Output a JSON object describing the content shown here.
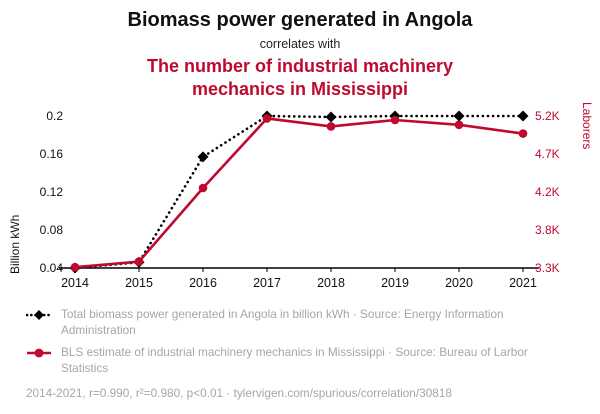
{
  "header": {
    "title": "Biomass power generated in Angola",
    "connector": "correlates with",
    "subtitle": "The number of industrial machinery mechanics in Mississippi"
  },
  "colors": {
    "red": "#bf0a30",
    "black": "#000000",
    "muted": "#a6a6a6"
  },
  "chart_data": {
    "type": "line",
    "title": "Biomass power generated in Angola correlates with The number of industrial machinery mechanics in Mississippi",
    "x": [
      2014,
      2015,
      2016,
      2017,
      2018,
      2019,
      2020,
      2021
    ],
    "grid": false,
    "legend_position": "bottom",
    "left_axis": {
      "label": "Billion kWh",
      "min": 0.04,
      "max": 0.2,
      "ticks": [
        0.04,
        0.08,
        0.12,
        0.16,
        0.2
      ],
      "tick_labels": [
        "0.04",
        "0.08",
        "0.12",
        "0.16",
        "0.2"
      ]
    },
    "right_axis": {
      "label": "Laborers",
      "min": 3300,
      "max": 5200,
      "ticks": [
        3300,
        3775,
        4250,
        4725,
        5200
      ],
      "tick_labels": [
        "3.3K",
        "3.8K",
        "4.2K",
        "4.7K",
        "5.2K"
      ]
    },
    "series": [
      {
        "id": "biomass-power",
        "name": "Total biomass power generated in Angola in billion kWh",
        "axis": "left",
        "color": "#000000",
        "style": "dotted",
        "marker": "diamond",
        "values": [
          0.04,
          0.046,
          0.157,
          0.2,
          0.199,
          0.2,
          0.2,
          0.2
        ]
      },
      {
        "id": "machinery-mechanics",
        "name": "BLS estimate of industrial machinery mechanics in Mississippi",
        "axis": "right",
        "color": "#bf0a30",
        "style": "solid",
        "marker": "circle",
        "values": [
          3310,
          3380,
          4300,
          5170,
          5070,
          5150,
          5090,
          4980
        ]
      }
    ]
  },
  "legend": {
    "items": [
      {
        "text": "Total biomass power generated in Angola in billion kWh · Source: Energy Information Administration"
      },
      {
        "text": "BLS estimate of industrial machinery mechanics in Mississippi · Source: Bureau of Larbor Statistics"
      }
    ]
  },
  "footer": {
    "text": "2014-2021, r=0.990, r²=0.980, p<0.01 · tylervigen.com/spurious/correlation/30818"
  }
}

++++

**GOAL**
Only a number is wanted: how many lines of the data above contain "generated"?

**FULL SOLUTION**
4